▶ [FRAGMENTO DEL DOCUMENTO]:
(Fr. Manuel Rivero, o.p.- Puerto Príncipe) Haití vive de nuevo una profunda crisis económica y política. En abril, miles de manifestantes –algunos armados– protestaban violentamente en contra de la subida del coste de los alimentos. Los destrozos materiales han sido importantes: vandalismo, robos, agresiones… Las escuelas, los comercios, las gasolineras y hasta el aeropuerto han sido cerrados.
El Senado ha votado una moción de censura contra el primer ministro, que ha caído con su Gobierno. El presidente de la Republica, René Preval, ha intentado calmar a la población anunciando una disminución del precio del arroz, que se ha disparado no sólo en Haití, sino en el mercado internacional, que registra un alza del 100 o del 200% en un año. Otro factor que no se puede ignorar en Haití es la agitación política, fomentada por los partidarios del antiguo presidente Jean-Bertrand Aristide, fundador del partido Lavalas (“avalancha”).
La omnipresencia de los cascos azules de la ONU –más de 6.000 soldados– es considerada por algunos como un ejército de ocupación. Sin embargo, es difícil imaginar el establecimiento de un mínimo de seguridad en el país sin esta colaboración no violenta. Un soldado de la ONU, originario de Guinea, me decía que “la mejor arma es el arma enroñada”. ¡Buen ejemplo de actitud no violenta!

▶ [EJERCICIOS]:
1. Copia otra vez el fragmento sobre Haití. Empieza en las palabras "(Fr. Manuel Rivero, o.p.- Puerto", termina después de "han sido cerrados." y cambia "abril" por "marzo".
2. Según el fragmento sobre Haití, ¿por qué anunció René Preval una disminución del precio del arroz?

Datos de reconocimiento de la estructura del documento:
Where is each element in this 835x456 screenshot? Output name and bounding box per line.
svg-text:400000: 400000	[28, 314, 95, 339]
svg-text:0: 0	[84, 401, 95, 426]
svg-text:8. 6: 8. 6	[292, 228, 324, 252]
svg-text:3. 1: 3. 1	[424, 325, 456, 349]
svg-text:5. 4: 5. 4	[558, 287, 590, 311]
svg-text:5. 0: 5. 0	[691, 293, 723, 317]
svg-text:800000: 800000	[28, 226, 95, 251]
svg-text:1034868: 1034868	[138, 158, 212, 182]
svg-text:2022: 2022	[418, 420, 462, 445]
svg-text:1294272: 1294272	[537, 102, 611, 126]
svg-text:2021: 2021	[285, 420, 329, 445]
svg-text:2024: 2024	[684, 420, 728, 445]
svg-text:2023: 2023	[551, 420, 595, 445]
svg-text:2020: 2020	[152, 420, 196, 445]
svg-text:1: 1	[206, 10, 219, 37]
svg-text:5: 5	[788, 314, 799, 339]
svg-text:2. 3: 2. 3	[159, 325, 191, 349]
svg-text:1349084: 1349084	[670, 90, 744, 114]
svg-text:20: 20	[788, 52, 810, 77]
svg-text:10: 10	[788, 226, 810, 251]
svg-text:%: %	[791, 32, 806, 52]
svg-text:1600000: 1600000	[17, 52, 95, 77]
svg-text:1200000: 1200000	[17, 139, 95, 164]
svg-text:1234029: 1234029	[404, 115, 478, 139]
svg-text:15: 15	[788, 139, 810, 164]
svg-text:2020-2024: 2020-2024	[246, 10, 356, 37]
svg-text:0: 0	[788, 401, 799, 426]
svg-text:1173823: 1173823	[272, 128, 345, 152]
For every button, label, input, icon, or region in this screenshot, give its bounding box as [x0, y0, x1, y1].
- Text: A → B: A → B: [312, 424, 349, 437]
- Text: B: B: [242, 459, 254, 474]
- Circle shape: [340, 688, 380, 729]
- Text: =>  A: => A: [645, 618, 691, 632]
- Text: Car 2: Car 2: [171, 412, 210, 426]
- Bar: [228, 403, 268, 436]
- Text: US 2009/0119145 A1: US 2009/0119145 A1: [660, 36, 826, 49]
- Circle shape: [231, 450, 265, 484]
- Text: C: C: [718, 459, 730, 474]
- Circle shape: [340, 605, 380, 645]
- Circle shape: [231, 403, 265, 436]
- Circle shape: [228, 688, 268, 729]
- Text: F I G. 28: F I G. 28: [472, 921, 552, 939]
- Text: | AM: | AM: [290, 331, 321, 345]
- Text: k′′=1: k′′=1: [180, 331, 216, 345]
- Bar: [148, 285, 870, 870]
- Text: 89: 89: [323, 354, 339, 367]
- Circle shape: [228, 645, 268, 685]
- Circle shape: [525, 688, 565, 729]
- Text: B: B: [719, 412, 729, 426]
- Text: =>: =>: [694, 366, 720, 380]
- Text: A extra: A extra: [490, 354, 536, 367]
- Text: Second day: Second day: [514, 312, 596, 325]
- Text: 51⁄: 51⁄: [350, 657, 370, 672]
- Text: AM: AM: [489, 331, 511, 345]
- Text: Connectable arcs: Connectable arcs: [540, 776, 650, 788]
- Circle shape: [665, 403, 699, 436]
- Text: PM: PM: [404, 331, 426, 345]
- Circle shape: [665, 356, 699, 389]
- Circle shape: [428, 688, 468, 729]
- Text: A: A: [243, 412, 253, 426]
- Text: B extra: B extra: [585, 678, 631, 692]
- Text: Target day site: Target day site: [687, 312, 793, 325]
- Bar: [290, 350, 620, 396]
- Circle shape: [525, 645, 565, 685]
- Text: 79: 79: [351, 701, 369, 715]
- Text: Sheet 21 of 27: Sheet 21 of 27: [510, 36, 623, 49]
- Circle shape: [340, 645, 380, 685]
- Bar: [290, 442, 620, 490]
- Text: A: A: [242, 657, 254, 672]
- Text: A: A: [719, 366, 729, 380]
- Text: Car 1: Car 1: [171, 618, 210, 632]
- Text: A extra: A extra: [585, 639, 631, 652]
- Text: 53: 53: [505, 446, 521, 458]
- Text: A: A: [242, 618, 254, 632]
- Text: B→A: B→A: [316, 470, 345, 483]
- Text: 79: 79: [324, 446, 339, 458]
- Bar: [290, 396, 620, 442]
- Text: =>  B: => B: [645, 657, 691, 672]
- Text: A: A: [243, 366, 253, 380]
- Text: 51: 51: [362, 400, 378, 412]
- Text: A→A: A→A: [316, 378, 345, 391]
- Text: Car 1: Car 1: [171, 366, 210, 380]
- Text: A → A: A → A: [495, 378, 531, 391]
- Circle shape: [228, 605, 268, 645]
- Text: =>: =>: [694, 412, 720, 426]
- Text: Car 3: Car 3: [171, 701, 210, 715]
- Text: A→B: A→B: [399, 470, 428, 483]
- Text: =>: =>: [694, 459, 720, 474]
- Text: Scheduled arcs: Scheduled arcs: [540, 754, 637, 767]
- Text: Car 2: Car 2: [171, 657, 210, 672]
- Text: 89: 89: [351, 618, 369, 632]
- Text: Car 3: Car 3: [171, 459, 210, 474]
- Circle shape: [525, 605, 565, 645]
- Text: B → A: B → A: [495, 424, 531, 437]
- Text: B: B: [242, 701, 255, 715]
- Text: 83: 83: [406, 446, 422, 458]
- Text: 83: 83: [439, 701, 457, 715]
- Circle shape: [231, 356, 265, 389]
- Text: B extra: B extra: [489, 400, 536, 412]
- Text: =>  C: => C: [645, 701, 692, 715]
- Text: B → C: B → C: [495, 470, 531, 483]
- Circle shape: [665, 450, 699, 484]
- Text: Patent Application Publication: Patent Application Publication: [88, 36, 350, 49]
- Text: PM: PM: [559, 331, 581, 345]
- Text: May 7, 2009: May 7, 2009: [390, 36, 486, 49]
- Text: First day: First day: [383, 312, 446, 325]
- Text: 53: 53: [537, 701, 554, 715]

▶ [RESULTADOS]:
1.
(Fr. Manuel Rivero, o.p.- Puerto Príncipe) Haití vive de nuevo una profunda crisis económica y política. En marzo, miles de manifestantes –algunos armados– protestaban violentamente en contra de la subida del coste de los alimentos. Los destrozos materiales han sido importantes: vandalismo, robos, agresiones… Las escuelas, los comercios, las gasolineras y hasta el aeropuerto han sido cerrados.

2. Lo anunció para calmar a la población. El precio del arroz se había disparado no solo en Haití, sino también en el mercado internacional, con un alza del 100 o del 200% en un año.